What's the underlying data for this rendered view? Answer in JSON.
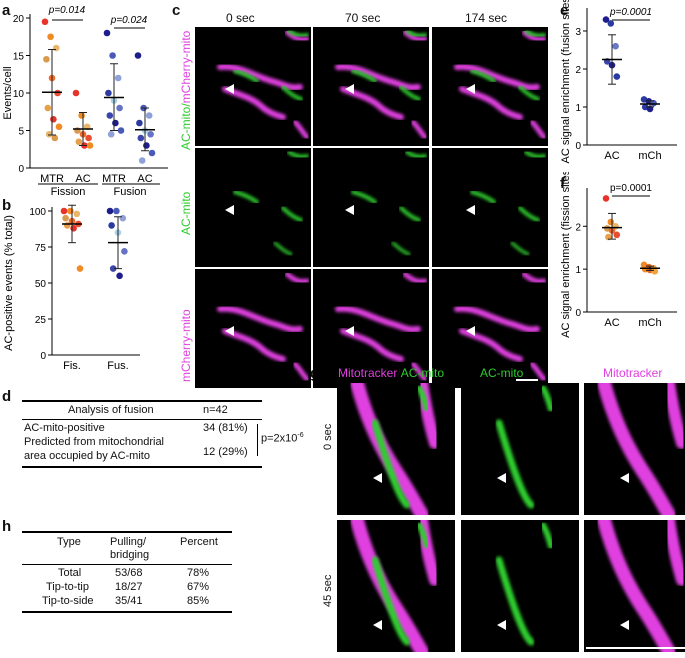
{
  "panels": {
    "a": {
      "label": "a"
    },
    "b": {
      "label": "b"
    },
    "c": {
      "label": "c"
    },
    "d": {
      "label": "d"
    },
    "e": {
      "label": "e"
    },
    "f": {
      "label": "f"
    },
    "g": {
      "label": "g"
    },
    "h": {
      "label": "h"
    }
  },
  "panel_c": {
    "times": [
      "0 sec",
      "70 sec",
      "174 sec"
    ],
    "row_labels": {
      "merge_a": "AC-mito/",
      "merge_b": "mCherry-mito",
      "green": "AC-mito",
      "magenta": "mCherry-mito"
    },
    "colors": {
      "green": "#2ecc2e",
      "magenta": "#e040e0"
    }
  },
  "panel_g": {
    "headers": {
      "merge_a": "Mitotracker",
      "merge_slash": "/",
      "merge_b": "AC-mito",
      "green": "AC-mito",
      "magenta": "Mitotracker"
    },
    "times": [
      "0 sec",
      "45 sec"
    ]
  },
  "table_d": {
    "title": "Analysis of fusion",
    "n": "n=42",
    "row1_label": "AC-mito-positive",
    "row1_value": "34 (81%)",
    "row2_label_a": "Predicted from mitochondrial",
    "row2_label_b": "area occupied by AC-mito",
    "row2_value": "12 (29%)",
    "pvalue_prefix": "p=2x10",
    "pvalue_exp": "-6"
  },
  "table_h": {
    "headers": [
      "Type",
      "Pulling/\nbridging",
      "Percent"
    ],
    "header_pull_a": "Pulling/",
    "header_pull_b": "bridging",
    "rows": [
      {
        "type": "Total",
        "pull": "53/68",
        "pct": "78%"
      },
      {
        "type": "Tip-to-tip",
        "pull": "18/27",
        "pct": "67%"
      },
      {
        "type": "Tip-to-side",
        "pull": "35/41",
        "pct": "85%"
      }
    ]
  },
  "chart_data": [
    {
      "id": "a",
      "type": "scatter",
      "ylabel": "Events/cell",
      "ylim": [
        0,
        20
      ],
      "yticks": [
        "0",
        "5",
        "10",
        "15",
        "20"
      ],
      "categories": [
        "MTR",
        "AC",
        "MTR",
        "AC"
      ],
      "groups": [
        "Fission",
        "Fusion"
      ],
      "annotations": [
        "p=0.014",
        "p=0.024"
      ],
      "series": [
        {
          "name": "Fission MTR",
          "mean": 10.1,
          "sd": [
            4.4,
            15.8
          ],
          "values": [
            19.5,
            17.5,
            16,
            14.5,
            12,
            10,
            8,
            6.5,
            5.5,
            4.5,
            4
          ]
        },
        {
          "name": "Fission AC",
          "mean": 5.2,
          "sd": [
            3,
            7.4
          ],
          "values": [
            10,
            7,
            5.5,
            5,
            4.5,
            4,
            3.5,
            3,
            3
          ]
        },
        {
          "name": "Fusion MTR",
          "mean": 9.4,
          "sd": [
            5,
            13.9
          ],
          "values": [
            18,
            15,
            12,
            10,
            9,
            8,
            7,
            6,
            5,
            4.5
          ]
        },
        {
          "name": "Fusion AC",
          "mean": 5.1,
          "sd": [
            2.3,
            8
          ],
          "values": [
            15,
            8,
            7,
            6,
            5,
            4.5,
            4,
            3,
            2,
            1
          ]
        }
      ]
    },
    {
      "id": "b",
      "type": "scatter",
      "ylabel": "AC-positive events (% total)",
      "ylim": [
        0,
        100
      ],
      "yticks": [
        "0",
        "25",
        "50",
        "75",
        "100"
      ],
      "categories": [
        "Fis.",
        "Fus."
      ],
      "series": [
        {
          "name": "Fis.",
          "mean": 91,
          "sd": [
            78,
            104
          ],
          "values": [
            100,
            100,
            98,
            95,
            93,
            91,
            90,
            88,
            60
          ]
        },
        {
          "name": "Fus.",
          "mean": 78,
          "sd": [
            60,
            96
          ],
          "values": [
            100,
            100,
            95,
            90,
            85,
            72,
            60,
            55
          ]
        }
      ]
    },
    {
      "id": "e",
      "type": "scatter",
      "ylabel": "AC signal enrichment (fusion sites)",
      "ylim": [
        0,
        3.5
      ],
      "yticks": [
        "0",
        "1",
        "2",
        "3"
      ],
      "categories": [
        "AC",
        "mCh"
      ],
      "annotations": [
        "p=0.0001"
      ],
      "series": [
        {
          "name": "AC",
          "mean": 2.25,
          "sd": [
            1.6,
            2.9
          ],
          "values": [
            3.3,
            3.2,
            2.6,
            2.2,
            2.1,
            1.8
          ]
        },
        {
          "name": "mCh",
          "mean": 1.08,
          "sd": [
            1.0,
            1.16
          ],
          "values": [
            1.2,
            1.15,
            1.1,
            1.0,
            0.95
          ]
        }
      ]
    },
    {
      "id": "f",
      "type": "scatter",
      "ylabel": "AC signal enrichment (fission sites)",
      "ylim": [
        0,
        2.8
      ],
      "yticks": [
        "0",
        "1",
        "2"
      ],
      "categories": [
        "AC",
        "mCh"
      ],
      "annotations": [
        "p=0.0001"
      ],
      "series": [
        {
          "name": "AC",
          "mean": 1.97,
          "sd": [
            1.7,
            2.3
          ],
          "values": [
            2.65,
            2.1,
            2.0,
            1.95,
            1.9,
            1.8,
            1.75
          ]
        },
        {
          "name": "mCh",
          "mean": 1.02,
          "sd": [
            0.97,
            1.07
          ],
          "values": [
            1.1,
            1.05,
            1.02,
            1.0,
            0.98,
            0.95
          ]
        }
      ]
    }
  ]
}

•••

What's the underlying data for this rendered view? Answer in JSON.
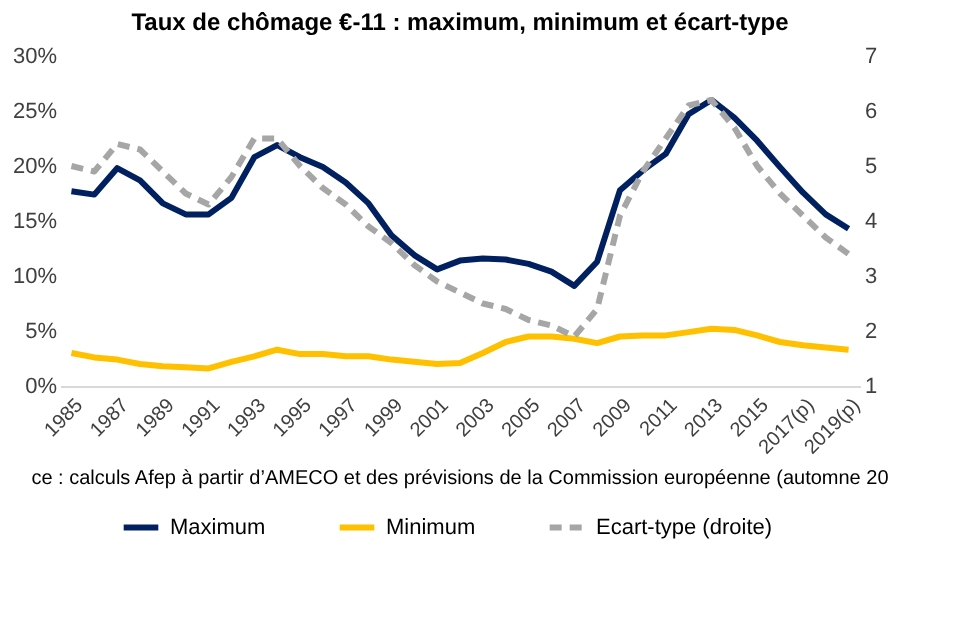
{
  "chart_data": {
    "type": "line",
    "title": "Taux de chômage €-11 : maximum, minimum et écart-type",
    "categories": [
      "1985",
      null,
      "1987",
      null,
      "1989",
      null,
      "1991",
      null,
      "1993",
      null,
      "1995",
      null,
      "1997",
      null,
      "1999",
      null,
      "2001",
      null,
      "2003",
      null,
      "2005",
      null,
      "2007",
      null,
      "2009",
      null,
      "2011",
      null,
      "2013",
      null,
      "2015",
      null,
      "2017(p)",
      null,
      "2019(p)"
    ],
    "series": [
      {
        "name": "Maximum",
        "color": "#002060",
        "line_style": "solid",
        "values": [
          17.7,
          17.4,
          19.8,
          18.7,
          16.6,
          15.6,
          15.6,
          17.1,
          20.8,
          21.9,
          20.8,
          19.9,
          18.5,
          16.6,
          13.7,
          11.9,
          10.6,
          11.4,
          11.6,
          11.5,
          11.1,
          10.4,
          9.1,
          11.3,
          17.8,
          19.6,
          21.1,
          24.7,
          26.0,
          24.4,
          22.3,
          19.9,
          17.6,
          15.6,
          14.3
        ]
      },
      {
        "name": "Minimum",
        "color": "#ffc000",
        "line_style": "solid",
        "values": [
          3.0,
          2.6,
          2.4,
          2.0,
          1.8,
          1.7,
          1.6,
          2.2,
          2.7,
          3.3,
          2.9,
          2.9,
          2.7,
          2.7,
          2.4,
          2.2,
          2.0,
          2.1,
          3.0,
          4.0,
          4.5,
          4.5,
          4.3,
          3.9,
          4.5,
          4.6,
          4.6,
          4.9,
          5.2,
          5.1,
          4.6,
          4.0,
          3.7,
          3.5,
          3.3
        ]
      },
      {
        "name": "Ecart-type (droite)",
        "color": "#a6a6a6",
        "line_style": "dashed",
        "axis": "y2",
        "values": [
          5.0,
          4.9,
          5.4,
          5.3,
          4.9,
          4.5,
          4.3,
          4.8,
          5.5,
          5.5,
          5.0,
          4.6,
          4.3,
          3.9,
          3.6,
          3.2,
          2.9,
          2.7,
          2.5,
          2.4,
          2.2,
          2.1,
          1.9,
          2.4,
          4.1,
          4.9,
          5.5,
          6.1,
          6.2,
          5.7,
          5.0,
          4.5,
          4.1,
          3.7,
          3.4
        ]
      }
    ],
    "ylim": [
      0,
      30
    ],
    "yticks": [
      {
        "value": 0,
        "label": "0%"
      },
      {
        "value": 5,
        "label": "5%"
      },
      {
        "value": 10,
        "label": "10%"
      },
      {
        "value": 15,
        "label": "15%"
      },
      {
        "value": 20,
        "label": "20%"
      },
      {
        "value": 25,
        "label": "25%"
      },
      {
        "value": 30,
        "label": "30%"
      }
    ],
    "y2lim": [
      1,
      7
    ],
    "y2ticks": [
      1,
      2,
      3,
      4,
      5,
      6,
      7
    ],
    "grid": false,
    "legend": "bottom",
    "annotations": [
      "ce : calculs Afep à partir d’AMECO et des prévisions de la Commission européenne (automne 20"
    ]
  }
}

•••

§ **Written instruction**:
Copy out every line in the entries above that holds "magenta".

§ **Answer below**:
      "magenta": "mCherry-mito"
      "magenta": "#e040e0"
      "magenta": "Mitotracker"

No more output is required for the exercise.